**What the exercise asks**
Find the lines that hold the word "down" and return them.

**Data supplied**
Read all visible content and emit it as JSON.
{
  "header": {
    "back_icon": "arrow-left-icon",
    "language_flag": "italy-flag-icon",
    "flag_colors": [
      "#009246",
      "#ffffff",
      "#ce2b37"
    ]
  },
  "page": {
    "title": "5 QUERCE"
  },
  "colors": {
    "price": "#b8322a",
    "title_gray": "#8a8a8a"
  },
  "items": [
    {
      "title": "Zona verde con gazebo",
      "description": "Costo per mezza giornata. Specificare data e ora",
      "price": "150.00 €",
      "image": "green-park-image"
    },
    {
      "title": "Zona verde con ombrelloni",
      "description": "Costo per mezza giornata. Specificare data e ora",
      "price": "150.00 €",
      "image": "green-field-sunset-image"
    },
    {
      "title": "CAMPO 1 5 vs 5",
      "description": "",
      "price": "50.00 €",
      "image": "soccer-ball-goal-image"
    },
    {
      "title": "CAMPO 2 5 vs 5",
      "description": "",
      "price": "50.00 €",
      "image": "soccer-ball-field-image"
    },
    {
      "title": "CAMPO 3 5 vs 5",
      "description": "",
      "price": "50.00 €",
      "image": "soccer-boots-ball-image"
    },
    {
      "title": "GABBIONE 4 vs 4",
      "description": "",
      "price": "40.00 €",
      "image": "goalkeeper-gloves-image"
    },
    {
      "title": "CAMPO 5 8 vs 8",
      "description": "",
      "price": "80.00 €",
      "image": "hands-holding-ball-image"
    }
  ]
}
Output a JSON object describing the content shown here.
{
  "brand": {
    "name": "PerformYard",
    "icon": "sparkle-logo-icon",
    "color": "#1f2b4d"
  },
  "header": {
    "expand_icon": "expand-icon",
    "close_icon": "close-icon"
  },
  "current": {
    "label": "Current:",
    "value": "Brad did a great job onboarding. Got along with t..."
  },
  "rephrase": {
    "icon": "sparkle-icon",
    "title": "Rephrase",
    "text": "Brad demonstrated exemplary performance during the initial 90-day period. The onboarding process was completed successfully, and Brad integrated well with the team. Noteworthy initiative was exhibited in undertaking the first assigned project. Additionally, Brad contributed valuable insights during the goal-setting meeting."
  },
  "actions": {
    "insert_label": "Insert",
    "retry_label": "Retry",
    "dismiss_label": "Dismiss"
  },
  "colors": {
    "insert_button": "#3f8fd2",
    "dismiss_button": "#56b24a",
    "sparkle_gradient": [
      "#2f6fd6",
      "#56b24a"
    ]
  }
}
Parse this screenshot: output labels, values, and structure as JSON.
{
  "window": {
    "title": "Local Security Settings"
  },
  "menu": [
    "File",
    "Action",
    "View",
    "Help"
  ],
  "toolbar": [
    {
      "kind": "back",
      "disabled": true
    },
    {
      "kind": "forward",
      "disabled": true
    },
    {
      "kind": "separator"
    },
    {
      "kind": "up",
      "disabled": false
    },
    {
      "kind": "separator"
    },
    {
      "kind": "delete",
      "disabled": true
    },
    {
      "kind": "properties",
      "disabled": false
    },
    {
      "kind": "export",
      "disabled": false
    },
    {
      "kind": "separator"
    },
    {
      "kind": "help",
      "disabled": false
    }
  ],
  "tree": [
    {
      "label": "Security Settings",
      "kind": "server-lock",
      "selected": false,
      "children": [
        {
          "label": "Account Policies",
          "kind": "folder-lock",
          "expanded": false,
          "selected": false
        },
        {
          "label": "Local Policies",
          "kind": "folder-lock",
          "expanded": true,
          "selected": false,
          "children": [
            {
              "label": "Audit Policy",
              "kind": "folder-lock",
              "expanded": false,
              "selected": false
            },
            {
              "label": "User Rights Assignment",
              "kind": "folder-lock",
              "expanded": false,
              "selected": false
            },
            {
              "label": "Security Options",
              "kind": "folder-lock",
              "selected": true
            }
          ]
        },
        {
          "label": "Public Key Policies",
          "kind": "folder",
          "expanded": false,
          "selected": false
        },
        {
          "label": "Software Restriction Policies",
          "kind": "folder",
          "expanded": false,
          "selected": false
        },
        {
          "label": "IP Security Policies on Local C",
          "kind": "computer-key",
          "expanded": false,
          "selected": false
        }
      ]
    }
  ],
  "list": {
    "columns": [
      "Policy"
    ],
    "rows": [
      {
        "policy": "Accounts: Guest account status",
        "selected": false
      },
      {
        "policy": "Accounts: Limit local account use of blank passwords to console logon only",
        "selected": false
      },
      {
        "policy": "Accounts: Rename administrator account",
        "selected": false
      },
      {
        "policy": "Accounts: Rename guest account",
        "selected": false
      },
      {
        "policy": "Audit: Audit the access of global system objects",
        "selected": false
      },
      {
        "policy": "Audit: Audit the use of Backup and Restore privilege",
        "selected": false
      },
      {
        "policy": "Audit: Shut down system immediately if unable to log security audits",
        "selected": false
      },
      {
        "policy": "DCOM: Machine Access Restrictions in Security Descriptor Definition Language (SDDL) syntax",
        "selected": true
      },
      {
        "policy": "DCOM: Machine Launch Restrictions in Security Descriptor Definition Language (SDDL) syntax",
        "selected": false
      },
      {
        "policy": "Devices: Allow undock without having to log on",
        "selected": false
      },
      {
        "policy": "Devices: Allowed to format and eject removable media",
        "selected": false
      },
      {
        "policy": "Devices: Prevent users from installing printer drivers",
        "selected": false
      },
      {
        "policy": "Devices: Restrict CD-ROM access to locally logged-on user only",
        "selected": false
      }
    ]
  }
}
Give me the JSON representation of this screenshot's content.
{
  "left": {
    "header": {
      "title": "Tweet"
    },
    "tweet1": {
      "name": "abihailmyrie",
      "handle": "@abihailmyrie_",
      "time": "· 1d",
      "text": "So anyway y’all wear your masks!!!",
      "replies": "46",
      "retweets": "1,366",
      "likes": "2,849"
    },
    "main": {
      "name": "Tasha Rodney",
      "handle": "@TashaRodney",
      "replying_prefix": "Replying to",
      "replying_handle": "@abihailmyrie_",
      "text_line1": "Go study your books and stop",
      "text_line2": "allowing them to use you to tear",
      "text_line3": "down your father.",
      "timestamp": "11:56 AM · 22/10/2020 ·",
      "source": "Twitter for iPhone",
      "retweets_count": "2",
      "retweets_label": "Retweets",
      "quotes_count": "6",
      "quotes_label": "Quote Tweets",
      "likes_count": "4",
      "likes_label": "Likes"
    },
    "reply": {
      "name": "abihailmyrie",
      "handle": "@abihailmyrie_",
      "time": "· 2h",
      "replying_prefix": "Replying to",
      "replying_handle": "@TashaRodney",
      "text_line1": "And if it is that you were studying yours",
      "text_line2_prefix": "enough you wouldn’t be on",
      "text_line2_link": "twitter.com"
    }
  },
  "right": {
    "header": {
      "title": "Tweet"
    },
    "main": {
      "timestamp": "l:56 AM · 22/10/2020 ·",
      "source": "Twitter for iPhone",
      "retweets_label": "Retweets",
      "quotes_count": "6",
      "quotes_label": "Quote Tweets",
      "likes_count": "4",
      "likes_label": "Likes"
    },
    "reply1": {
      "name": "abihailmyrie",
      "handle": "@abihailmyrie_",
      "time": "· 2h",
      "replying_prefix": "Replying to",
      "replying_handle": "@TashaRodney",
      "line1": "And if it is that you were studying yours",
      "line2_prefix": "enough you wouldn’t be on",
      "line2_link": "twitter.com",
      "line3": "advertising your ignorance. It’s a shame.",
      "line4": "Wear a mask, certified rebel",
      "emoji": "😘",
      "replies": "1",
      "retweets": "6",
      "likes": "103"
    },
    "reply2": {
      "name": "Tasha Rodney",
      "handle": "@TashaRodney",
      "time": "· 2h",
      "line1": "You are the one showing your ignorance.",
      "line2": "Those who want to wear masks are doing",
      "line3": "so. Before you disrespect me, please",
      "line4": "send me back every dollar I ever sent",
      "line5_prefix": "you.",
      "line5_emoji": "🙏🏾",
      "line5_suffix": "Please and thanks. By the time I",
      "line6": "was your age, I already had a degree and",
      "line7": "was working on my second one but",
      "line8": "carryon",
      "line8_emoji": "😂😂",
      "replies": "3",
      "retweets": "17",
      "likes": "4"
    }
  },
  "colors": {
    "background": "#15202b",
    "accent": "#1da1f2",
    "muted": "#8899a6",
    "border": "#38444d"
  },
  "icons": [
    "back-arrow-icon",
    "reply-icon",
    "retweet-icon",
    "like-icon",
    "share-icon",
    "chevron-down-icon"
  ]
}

**Result of this task**
        "policy": "Audit: Shut down system immediately if unable to log security audits",
      "text_line3": "down your father.",
    "chevron-down-icon"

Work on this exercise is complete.